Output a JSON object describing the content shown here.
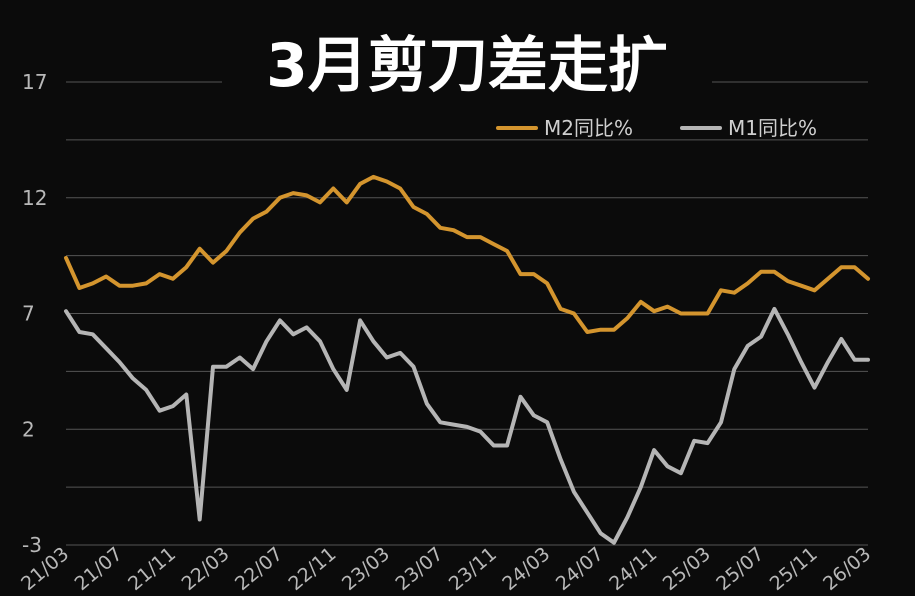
{
  "chart_data": {
    "type": "line",
    "title": "3月剪刀差走扩",
    "xlabel": "",
    "ylabel": "",
    "ylim": [
      -3,
      17
    ],
    "yticks": [
      17,
      12,
      7,
      2,
      -3
    ],
    "grid": true,
    "legend_position": "top-right",
    "x": [
      "21/03",
      "21/04",
      "21/05",
      "21/06",
      "21/07",
      "21/08",
      "21/09",
      "21/10",
      "21/11",
      "21/12",
      "22/01",
      "22/02",
      "22/03",
      "22/04",
      "22/05",
      "22/06",
      "22/07",
      "22/08",
      "22/09",
      "22/10",
      "22/11",
      "22/12",
      "23/01",
      "23/02",
      "23/03",
      "23/04",
      "23/05",
      "23/06",
      "23/07",
      "23/08",
      "23/09",
      "23/10",
      "23/11",
      "23/12",
      "24/01",
      "24/02",
      "24/03",
      "24/04",
      "24/05",
      "24/06",
      "24/07",
      "24/08",
      "24/09",
      "24/10",
      "24/11",
      "24/12",
      "25/01",
      "25/02",
      "25/03",
      "25/04",
      "25/05",
      "25/06",
      "25/07",
      "25/08",
      "25/09",
      "25/10",
      "25/11",
      "25/12",
      "26/01",
      "26/02",
      "26/03"
    ],
    "xtick_labels": [
      "21/03",
      "21/07",
      "21/11",
      "22/03",
      "22/07",
      "22/11",
      "23/03",
      "23/07",
      "23/11",
      "24/03",
      "24/07",
      "24/11",
      "25/03",
      "25/07",
      "25/11",
      "26/03"
    ],
    "series": [
      {
        "name": "M2同比%",
        "color": "#d4952e",
        "values": [
          9.4,
          8.1,
          8.3,
          8.6,
          8.2,
          8.2,
          8.3,
          8.7,
          8.5,
          9.0,
          9.8,
          9.2,
          9.7,
          10.5,
          11.1,
          11.4,
          12.0,
          12.2,
          12.1,
          11.8,
          12.4,
          11.8,
          12.6,
          12.9,
          12.7,
          12.4,
          11.6,
          11.3,
          10.7,
          10.6,
          10.3,
          10.3,
          10.0,
          9.7,
          8.7,
          8.7,
          8.3,
          7.2,
          7.0,
          6.2,
          6.3,
          6.3,
          6.8,
          7.5,
          7.1,
          7.3,
          7.0,
          7.0,
          7.0,
          8.0,
          7.9,
          8.3,
          8.8,
          8.8,
          8.4,
          8.2,
          8.0,
          8.5,
          9.0,
          9.0,
          8.5
        ]
      },
      {
        "name": "M1同比%",
        "color": "#b5b5b5",
        "values": [
          7.1,
          6.2,
          6.1,
          5.5,
          4.9,
          4.2,
          3.7,
          2.8,
          3.0,
          3.5,
          -1.9,
          4.7,
          4.7,
          5.1,
          4.6,
          5.8,
          6.7,
          6.1,
          6.4,
          5.8,
          4.6,
          3.7,
          6.7,
          5.8,
          5.1,
          5.3,
          4.7,
          3.1,
          2.3,
          2.2,
          2.1,
          1.9,
          1.3,
          1.3,
          3.4,
          2.6,
          2.3,
          0.7,
          -0.7,
          -1.6,
          -2.5,
          -2.9,
          -1.8,
          -0.5,
          1.1,
          0.4,
          0.1,
          1.5,
          1.4,
          2.3,
          4.6,
          5.6,
          6.0,
          7.2,
          6.1,
          4.9,
          3.8,
          4.9,
          5.9,
          5.0,
          5.0
        ]
      }
    ]
  }
}
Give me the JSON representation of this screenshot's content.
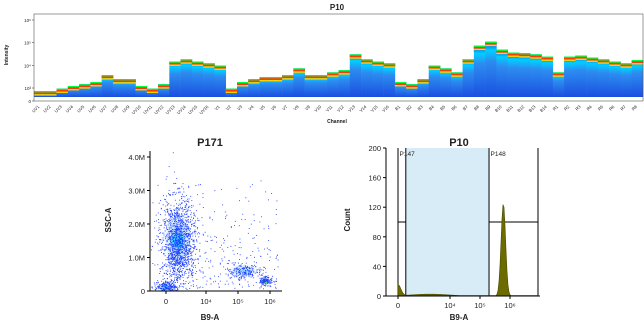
{
  "chart_data": [
    {
      "type": "heatmap",
      "title": "P10",
      "xlabel": "Channel",
      "ylabel": "Intensity",
      "y_scale": "log",
      "y_tick_labels": [
        "0",
        "10³",
        "10⁴",
        "10⁵",
        "10⁶"
      ],
      "y_tick_values": [
        0,
        1000,
        10000,
        100000,
        1000000
      ],
      "categories": [
        "UV1",
        "UV2",
        "UV3",
        "UV4",
        "UV5",
        "UV6",
        "UV7",
        "UV8",
        "UV9",
        "UV10",
        "UV11",
        "UV12",
        "UV13",
        "UV14",
        "UV15",
        "UV16",
        "V1",
        "V2",
        "V3",
        "V4",
        "V5",
        "V6",
        "V7",
        "V8",
        "V9",
        "V10",
        "V11",
        "V12",
        "V13",
        "V14",
        "V15",
        "V16",
        "B1",
        "B2",
        "B3",
        "B4",
        "B5",
        "B6",
        "B7",
        "B8",
        "B9",
        "B10",
        "B11",
        "B12",
        "B13",
        "B14",
        "R1",
        "R2",
        "R3",
        "R4",
        "R5",
        "R6",
        "R7",
        "R8"
      ],
      "peak_intensity": [
        600,
        600,
        800,
        1000,
        1200,
        1500,
        3000,
        2000,
        2000,
        1000,
        800,
        1200,
        12000,
        15000,
        12000,
        10000,
        8000,
        800,
        1500,
        2000,
        2500,
        2500,
        3000,
        6000,
        3000,
        3000,
        4000,
        5000,
        25000,
        15000,
        12000,
        10000,
        1500,
        1200,
        2000,
        8000,
        6000,
        4000,
        15000,
        60000,
        90000,
        40000,
        30000,
        28000,
        25000,
        20000,
        4000,
        20000,
        22000,
        18000,
        15000,
        12000,
        10000,
        14000
      ]
    },
    {
      "type": "scatter",
      "title": "P171",
      "xlabel": "B9-A",
      "ylabel": "SSC-A",
      "x_scale": "biexponential",
      "x_tick_labels": [
        "0",
        "10⁴",
        "10⁵",
        "10⁶"
      ],
      "y_tick_labels": [
        "0",
        "1.0M",
        "2.0M",
        "3.0M",
        "4.0M"
      ],
      "ylim": [
        0,
        4000000
      ],
      "populations": [
        {
          "x": 3000,
          "y": 1500000
        },
        {
          "x": 0,
          "y": 100000
        },
        {
          "x": 150000,
          "y": 600000
        },
        {
          "x": 700000,
          "y": 300000
        }
      ]
    },
    {
      "type": "area",
      "title": "P10",
      "xlabel": "B9-A",
      "ylabel": "Count",
      "x_scale": "biexponential",
      "x_tick_labels": [
        "0",
        "10⁴",
        "10⁵",
        "10⁶"
      ],
      "ylim": [
        0,
        200
      ],
      "y_ticks": [
        0,
        40,
        80,
        120,
        160,
        200
      ],
      "fill_color": "#6b6b00",
      "gates": [
        {
          "name": "P147",
          "x_range": [
            "min",
            1500
          ],
          "count_line": 100
        },
        {
          "name": "P148",
          "x_range": [
            200000,
            "max"
          ],
          "count_line": 100
        }
      ],
      "peaks": [
        {
          "x": 0,
          "y": 15
        },
        {
          "x": 600000,
          "y": 125
        }
      ]
    }
  ]
}
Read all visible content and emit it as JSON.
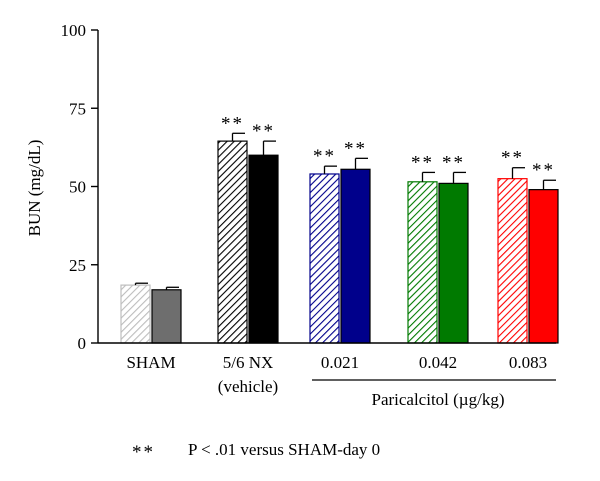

EXERCISE PROMPT: Scan the material and collect every line that contains "title".

RESULT:
    "title": "3月剪刀差走扩",
      "title": "P10",
      "title": "P171",
      "title": "P10",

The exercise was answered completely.